- _Exercise directions_:
Copy out every line of the material below word for word, with no changes.

- _Provided records_:

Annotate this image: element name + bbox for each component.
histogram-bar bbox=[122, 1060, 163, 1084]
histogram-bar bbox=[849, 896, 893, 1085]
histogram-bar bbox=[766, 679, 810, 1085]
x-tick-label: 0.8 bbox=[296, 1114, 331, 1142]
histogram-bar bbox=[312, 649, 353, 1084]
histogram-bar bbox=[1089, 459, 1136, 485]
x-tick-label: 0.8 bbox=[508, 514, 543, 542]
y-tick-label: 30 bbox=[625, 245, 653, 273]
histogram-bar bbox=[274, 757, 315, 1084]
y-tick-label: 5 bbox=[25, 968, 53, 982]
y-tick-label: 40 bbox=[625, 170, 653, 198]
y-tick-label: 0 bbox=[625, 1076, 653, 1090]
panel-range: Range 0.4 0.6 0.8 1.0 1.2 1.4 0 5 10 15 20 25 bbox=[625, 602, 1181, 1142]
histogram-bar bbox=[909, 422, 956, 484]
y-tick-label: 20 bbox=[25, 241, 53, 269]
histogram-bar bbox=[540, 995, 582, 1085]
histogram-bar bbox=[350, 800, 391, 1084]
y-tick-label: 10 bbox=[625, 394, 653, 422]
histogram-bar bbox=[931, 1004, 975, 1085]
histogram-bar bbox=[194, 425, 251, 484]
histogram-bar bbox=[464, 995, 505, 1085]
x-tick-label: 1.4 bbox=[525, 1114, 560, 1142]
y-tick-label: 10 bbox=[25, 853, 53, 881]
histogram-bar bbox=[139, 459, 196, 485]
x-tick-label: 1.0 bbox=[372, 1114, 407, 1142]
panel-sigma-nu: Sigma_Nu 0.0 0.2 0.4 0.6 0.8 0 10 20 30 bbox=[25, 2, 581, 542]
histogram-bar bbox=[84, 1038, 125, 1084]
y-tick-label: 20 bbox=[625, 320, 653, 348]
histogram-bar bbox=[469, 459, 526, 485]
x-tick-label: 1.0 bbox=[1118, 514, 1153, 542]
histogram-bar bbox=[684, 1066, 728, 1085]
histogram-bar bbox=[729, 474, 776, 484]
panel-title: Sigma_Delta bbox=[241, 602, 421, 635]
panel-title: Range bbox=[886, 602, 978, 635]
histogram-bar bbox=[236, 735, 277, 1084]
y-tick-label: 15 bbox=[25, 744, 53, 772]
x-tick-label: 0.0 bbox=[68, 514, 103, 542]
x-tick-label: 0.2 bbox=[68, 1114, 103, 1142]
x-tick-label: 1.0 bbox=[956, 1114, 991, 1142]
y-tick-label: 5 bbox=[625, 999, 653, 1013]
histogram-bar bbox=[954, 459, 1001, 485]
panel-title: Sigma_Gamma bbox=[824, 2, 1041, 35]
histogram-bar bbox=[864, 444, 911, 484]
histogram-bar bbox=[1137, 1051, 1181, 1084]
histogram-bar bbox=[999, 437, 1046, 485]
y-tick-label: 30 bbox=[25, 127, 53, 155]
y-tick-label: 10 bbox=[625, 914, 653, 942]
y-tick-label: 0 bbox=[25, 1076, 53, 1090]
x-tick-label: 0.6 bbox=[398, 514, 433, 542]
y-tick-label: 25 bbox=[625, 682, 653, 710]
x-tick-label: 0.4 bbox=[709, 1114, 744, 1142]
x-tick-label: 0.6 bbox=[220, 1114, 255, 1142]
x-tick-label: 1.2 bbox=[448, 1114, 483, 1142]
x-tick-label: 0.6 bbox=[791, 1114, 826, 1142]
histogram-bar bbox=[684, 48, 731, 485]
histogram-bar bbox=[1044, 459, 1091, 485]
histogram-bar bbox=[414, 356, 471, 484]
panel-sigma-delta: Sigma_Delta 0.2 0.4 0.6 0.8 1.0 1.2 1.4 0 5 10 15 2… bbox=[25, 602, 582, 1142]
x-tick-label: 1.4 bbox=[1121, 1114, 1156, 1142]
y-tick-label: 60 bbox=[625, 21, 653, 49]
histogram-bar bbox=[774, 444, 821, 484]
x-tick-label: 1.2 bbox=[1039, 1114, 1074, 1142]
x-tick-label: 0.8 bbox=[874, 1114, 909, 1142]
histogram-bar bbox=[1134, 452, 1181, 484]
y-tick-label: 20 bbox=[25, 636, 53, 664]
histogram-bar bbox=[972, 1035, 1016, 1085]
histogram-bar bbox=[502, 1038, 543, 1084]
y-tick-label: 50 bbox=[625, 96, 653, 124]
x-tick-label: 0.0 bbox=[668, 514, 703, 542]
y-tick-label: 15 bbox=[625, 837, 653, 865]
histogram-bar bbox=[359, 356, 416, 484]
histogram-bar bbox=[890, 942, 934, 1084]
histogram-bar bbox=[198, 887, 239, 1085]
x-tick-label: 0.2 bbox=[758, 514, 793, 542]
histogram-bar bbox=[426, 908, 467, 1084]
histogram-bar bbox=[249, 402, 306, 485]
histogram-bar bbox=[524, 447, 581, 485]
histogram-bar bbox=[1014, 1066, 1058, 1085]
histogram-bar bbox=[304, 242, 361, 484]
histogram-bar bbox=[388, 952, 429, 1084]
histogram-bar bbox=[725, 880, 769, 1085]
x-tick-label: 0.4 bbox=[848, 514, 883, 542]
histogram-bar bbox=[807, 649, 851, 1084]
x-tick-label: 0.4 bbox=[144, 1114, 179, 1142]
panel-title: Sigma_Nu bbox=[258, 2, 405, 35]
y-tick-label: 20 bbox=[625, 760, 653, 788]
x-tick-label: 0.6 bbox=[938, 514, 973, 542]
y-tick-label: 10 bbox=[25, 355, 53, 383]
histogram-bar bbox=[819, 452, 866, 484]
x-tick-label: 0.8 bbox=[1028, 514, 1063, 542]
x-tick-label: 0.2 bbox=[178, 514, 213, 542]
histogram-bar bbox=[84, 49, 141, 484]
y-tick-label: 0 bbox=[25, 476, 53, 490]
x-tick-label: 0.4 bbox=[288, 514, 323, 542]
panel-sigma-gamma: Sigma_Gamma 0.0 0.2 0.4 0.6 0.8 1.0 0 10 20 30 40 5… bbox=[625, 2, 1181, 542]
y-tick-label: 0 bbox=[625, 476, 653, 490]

- _Full answer_:
Annotate this image: element name + bbox for each component.
histogram-bar bbox=[122, 1060, 163, 1084]
histogram-bar bbox=[849, 896, 893, 1085]
histogram-bar bbox=[766, 679, 810, 1085]
x-tick-label: 0.8 bbox=[296, 1114, 331, 1142]
histogram-bar bbox=[312, 649, 353, 1084]
histogram-bar bbox=[1089, 459, 1136, 485]
x-tick-label: 0.8 bbox=[508, 514, 543, 542]
y-tick-label: 30 bbox=[625, 245, 653, 273]
histogram-bar bbox=[274, 757, 315, 1084]
y-tick-label: 5 bbox=[25, 968, 53, 982]
y-tick-label: 40 bbox=[625, 170, 653, 198]
y-tick-label: 0 bbox=[625, 1076, 653, 1090]
panel-range: Range 0.4 0.6 0.8 1.0 1.2 1.4 0 5 10 15 20 25 bbox=[625, 602, 1181, 1142]
histogram-bar bbox=[909, 422, 956, 484]
y-tick-label: 20 bbox=[25, 241, 53, 269]
histogram-bar bbox=[540, 995, 582, 1085]
histogram-bar bbox=[350, 800, 391, 1084]
y-tick-label: 10 bbox=[625, 394, 653, 422]
histogram-bar bbox=[931, 1004, 975, 1085]
histogram-bar bbox=[194, 425, 251, 484]
histogram-bar bbox=[464, 995, 505, 1085]
x-tick-label: 1.4 bbox=[525, 1114, 560, 1142]
y-tick-label: 10 bbox=[25, 853, 53, 881]
histogram-bar bbox=[139, 459, 196, 485]
x-tick-label: 1.0 bbox=[372, 1114, 407, 1142]
panel-sigma-nu: Sigma_Nu 0.0 0.2 0.4 0.6 0.8 0 10 20 30 bbox=[25, 2, 581, 542]
histogram-bar bbox=[84, 1038, 125, 1084]
y-tick-label: 20 bbox=[625, 320, 653, 348]
histogram-bar bbox=[469, 459, 526, 485]
x-tick-label: 1.0 bbox=[1118, 514, 1153, 542]
histogram-bar bbox=[684, 1066, 728, 1085]
histogram-bar bbox=[729, 474, 776, 484]
panel-title: Sigma_Delta bbox=[241, 602, 421, 635]
panel-title: Range bbox=[886, 602, 978, 635]
histogram-bar bbox=[236, 735, 277, 1084]
y-tick-label: 15 bbox=[25, 744, 53, 772]
x-tick-label: 0.0 bbox=[68, 514, 103, 542]
x-tick-label: 0.2 bbox=[68, 1114, 103, 1142]
x-tick-label: 1.0 bbox=[956, 1114, 991, 1142]
y-tick-label: 5 bbox=[625, 999, 653, 1013]
histogram-bar bbox=[954, 459, 1001, 485]
panel-title: Sigma_Gamma bbox=[824, 2, 1041, 35]
histogram-bar bbox=[864, 444, 911, 484]
histogram-bar bbox=[1137, 1051, 1181, 1084]
histogram-bar bbox=[999, 437, 1046, 485]
y-tick-label: 30 bbox=[25, 127, 53, 155]
y-tick-label: 10 bbox=[625, 914, 653, 942]
y-tick-label: 0 bbox=[25, 1076, 53, 1090]
x-tick-label: 0.6 bbox=[398, 514, 433, 542]
y-tick-label: 25 bbox=[625, 682, 653, 710]
x-tick-label: 0.4 bbox=[709, 1114, 744, 1142]
x-tick-label: 0.6 bbox=[220, 1114, 255, 1142]
x-tick-label: 1.2 bbox=[448, 1114, 483, 1142]
x-tick-label: 0.6 bbox=[791, 1114, 826, 1142]
histogram-bar bbox=[684, 48, 731, 485]
histogram-bar bbox=[1044, 459, 1091, 485]
histogram-bar bbox=[414, 356, 471, 484]
panel-sigma-delta: Sigma_Delta 0.2 0.4 0.6 0.8 1.0 1.2 1.4 0 5 10 15 2… bbox=[25, 602, 582, 1142]
x-tick-label: 1.4 bbox=[1121, 1114, 1156, 1142]
y-tick-label: 60 bbox=[625, 21, 653, 49]
histogram-bar bbox=[774, 444, 821, 484]
x-tick-label: 1.2 bbox=[1039, 1114, 1074, 1142]
x-tick-label: 0.8 bbox=[874, 1114, 909, 1142]
histogram-bar bbox=[1134, 452, 1181, 484]
y-tick-label: 20 bbox=[25, 636, 53, 664]
histogram-bar bbox=[972, 1035, 1016, 1085]
histogram-bar bbox=[502, 1038, 543, 1084]
y-tick-label: 50 bbox=[625, 96, 653, 124]
x-tick-label: 0.0 bbox=[668, 514, 703, 542]
y-tick-label: 15 bbox=[625, 837, 653, 865]
histogram-bar bbox=[359, 356, 416, 484]
histogram-bar bbox=[890, 942, 934, 1084]
histogram-bar bbox=[198, 887, 239, 1085]
x-tick-label: 0.2 bbox=[758, 514, 793, 542]
histogram-bar bbox=[426, 908, 467, 1084]
histogram-bar bbox=[249, 402, 306, 485]
histogram-bar bbox=[524, 447, 581, 485]
histogram-bar bbox=[1014, 1066, 1058, 1085]
histogram-bar bbox=[304, 242, 361, 484]
histogram-bar bbox=[388, 952, 429, 1084]
histogram-bar bbox=[725, 880, 769, 1085]
x-tick-label: 0.4 bbox=[848, 514, 883, 542]
histogram-bar bbox=[807, 649, 851, 1084]
x-tick-label: 0.4 bbox=[144, 1114, 179, 1142]
panel-title: Sigma_Nu bbox=[258, 2, 405, 35]
y-tick-label: 20 bbox=[625, 760, 653, 788]
x-tick-label: 0.6 bbox=[938, 514, 973, 542]
y-tick-label: 10 bbox=[25, 355, 53, 383]
histogram-bar bbox=[819, 452, 866, 484]
x-tick-label: 0.8 bbox=[1028, 514, 1063, 542]
x-tick-label: 0.2 bbox=[178, 514, 213, 542]
histogram-bar bbox=[84, 49, 141, 484]
y-tick-label: 0 bbox=[25, 476, 53, 490]
x-tick-label: 0.4 bbox=[288, 514, 323, 542]
panel-sigma-gamma: Sigma_Gamma 0.0 0.2 0.4 0.6 0.8 1.0 0 10 20 30 40 5… bbox=[625, 2, 1181, 542]
y-tick-label: 0 bbox=[625, 476, 653, 490]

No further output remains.